### [What you should do]
Please copy out every line in the records below that contains the string "coordinates". Treat uppercase and lowercase as different.
::::::::::
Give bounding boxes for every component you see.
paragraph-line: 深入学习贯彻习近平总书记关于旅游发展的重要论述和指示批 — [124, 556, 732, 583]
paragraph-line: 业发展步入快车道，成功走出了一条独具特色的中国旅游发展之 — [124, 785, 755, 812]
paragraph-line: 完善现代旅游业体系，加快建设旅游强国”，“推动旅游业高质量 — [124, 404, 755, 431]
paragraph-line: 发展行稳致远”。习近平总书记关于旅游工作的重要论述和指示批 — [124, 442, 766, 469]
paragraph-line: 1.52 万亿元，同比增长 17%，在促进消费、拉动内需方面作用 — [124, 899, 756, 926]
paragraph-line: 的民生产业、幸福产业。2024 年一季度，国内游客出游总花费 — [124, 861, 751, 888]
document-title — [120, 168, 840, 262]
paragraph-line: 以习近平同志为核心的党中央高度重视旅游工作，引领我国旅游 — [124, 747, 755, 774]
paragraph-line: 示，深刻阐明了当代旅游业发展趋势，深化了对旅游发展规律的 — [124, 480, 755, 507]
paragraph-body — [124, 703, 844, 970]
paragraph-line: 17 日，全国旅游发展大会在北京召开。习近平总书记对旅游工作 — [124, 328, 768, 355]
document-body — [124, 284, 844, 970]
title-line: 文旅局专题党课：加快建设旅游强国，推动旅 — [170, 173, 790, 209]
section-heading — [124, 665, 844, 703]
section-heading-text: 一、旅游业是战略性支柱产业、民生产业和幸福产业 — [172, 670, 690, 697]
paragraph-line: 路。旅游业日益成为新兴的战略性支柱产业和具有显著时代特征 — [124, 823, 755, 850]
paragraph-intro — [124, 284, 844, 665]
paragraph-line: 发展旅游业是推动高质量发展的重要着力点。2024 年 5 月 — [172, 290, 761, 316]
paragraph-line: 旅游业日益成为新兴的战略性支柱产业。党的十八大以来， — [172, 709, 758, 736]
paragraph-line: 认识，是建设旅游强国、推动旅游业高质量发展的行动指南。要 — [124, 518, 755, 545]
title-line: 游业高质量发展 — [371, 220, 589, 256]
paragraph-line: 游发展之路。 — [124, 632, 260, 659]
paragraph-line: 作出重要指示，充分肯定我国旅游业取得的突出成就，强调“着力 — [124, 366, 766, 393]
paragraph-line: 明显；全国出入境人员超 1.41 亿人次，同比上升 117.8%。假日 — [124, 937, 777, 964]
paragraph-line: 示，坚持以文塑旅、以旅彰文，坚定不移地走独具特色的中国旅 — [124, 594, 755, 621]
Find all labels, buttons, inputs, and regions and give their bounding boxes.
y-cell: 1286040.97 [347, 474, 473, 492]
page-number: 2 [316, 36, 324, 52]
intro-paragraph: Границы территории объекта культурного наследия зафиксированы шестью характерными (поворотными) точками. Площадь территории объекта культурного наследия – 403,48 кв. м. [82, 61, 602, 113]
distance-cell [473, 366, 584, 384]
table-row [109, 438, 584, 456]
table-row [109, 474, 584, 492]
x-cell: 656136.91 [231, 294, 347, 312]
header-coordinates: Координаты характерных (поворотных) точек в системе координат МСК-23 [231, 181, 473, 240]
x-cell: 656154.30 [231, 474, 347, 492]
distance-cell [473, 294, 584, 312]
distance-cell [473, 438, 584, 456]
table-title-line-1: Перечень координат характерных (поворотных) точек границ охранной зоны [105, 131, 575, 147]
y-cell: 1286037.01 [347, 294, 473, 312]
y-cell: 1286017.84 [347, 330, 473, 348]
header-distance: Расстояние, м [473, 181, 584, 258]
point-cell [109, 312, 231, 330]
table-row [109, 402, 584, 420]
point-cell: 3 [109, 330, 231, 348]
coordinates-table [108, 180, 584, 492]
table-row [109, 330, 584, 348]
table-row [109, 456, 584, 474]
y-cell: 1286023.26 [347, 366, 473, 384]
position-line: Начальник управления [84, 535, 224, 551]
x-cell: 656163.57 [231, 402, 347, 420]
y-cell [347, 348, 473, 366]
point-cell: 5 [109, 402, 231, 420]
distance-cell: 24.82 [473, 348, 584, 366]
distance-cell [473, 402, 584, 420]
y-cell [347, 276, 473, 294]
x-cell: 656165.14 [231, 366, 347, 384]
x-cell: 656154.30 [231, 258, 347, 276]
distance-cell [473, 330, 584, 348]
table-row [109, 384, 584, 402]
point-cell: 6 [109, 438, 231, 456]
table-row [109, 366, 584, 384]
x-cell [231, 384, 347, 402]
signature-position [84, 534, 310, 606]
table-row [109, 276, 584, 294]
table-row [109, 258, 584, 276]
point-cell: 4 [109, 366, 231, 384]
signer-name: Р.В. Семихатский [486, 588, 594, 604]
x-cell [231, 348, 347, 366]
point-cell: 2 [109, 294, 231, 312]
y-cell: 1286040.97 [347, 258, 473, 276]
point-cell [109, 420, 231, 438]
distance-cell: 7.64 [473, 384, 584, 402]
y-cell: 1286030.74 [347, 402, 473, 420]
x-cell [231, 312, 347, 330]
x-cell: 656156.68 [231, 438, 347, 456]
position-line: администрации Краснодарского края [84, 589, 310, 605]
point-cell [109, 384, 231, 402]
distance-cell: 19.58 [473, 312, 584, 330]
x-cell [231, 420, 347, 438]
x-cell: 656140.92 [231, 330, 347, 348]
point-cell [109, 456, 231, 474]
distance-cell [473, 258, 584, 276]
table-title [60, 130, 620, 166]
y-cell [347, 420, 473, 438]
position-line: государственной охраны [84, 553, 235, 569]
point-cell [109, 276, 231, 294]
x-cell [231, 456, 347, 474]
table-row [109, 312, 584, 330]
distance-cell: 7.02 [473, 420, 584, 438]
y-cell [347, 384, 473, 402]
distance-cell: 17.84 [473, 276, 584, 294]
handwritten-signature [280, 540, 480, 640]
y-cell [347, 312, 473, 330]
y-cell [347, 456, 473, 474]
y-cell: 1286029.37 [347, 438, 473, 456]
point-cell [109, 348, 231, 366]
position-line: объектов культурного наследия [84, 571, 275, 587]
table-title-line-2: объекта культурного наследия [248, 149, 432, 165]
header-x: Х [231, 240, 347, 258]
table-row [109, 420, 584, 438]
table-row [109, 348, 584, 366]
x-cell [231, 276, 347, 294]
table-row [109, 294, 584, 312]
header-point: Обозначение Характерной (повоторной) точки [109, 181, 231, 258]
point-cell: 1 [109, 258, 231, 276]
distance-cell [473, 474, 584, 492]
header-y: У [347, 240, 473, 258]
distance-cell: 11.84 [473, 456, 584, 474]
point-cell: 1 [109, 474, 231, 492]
::::::::::
### [Result]
header-coordinates: Координаты характерных (поворотных) точек в системе координат МСК-23 [231, 181, 473, 240]
coordinates-table [108, 180, 584, 492]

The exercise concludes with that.